La conferma: la cultura dell’odio occupa ormai stabilmente il centro della scena. Quella pallottola che cerca la testa di Donald Trump e per un non nulla ne scalfisce appena l’orecchio destro è la tragica rappresentazione di un mondo orientato secondo un corso della storia sbagliato. Quel quasi assassinio ha significato qualcosa. Quel quasi è in noi e tra noi, e pesa tanto. Quel quasi è un momento che turba.Quando tra molti anni, guarderemo indietro, questo sarà uno di quei momenti. Un centimetro e il mondo sarebbe cambiato radicalmente”, così il notevole scrittore americano Jonathan Safran Foer sul Corriere della Sera. Dicono quelli che la sanno lunga: l’America a stelle e strisce è abituata agli attentati ai suoi presidenti. Naturalmente sbagliano. È sempre sbagliato abituarsi.Equesta volta è diverso. Con il mondo così vicino al precipizio, ogni giorno falciato da mille fattacci, la morte di Trump avrebbe determinato l’ultima spallata. La fine violenta di questa civiltà. D’altronde, quando la cultura dell’odio viene continuamente alimentata non può stupire questo progressivo precipitare. Il profeta Osea ammoniva al versetto 8,7: «E poiché semineranno vento, raccoglieranno tempesta».

Il tempo insalubre

In questi giorni si legge di tutto un po’. Dalle farneticazioni dei soliti complottisti, agli alfieri del millenarismo, alle analisi più o meno azzeccate di storici, sociologi, esperti di geopolitica, fino ai politici che, incuranti di quel che è accaduto, faticano a riconoscere ciò che la realtà mostra. In pratica si continua a dividersi su qualsiasi questione. Forse qualcosa di diverso viene proprio dagli Usa dove si sono levate voci autorevoli per affermare che l’unità del Paese è un valore che va recuperato, più importante di qualsiasi campagna elettorale. La delegittimazione dell’avversario politico, ridotto a nemico, oggettivamente delegittima il Paese. Dall’assalto a Capitol Hill all’attentato a Trump è stato un susseguirsi di episodi deprecabili: Stati disuniti. Adesso – la paura è stata tanta – vi è in non poche persone ragionevoli il desiderio di tornare agli Stati Uniti.

◆ **Informazioni riportate**
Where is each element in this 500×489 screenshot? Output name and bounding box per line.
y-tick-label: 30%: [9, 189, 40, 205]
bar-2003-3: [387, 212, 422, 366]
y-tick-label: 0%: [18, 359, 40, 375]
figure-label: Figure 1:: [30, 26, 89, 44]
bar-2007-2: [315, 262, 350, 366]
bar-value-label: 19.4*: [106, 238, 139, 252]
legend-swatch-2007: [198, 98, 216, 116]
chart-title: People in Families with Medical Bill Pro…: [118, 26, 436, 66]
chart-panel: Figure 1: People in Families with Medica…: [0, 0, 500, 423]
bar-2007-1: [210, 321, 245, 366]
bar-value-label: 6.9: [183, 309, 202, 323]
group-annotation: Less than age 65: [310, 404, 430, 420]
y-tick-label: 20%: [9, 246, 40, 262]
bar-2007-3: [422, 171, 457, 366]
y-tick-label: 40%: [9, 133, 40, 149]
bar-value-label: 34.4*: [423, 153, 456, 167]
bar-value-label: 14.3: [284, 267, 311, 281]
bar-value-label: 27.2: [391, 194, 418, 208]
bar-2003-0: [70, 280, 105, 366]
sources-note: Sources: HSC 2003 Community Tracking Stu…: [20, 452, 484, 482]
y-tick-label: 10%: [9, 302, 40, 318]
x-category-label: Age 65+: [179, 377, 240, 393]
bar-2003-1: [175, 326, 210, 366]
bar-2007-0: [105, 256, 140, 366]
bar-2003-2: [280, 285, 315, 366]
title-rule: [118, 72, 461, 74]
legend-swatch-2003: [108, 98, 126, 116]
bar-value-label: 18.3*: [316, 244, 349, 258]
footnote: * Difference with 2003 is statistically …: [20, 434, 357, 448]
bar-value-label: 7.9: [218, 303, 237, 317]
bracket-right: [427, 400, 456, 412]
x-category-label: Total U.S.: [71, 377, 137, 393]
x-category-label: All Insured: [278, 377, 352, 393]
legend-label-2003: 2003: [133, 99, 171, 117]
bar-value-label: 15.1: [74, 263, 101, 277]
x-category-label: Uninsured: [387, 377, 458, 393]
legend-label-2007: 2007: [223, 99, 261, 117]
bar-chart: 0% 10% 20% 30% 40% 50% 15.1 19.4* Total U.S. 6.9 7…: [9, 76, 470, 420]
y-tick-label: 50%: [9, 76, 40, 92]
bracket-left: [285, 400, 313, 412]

◆ **Azioni da svolgere**
a. Secondo il brano sull'attentato a Trump, su quale quotidiano è apparso il commento di Jonathan Safran Foer?
b. Prosegui il brano sull'attentato a Trump a partire dalla sua ultima frase.
Le voci qui riportate provengono da un'altra fonte.

◆ **Risposte ai compiti**
a. Sul Corriere della Sera.

b.
Quel proiettile che ha mancato il bersaglio grosso non può non far riflettere. Attribuire la circostanza a un colpo di fortuna o a una casualità è un esercizio riduttivo, poco sensato. E neppure conviene adagiarsi alla dittatura del “causa – effetto”. Nessuno ma proprio nessuno di noi è esente da questo tipo di reazioni. Sono tutte espressioni del tempo insalubre che viviamo e che, ciascuno con la propria dose di responsabilità, ha contribuito a determinare.

La pallottola deragliata

Una distanza piccolissima, millimetrica nella circostanza che ci provoca a interrogarci, rappresenta lo spazio dove si incuneata la speranza. Quel proiettile non l’ha uccisa (e così non ha assassinato Trump) perché è deragliato, è uscito dal suo binario di morte. Questa è una possibilità concreta, un’interpretazione non certo campata per aria. Decisamente più interessante – perché più umanamente attraente – del cedere alla legge del caso o del colpo di fortuna. Nella Grande Storia quanti gli episodi che testimoniano della “speranza incuneata”. E per restare alle pallottole che non hanno chiuso la partita, come non ricordare il ferimento di papa Giovanni Paolo II in piazza San Pietro. Quella volta la speranza in azione lavorò benissimo, il Santo Padre si salvò e da lì ne vennero anni che incisero in profondità, cambiandola radicalmente, la Storia. Anche lì tutto è nato dal caso? Oppure bisognerebbe finalmente lasciare aperto un pertugio alla possibilità che l’imprevisto possa succedere?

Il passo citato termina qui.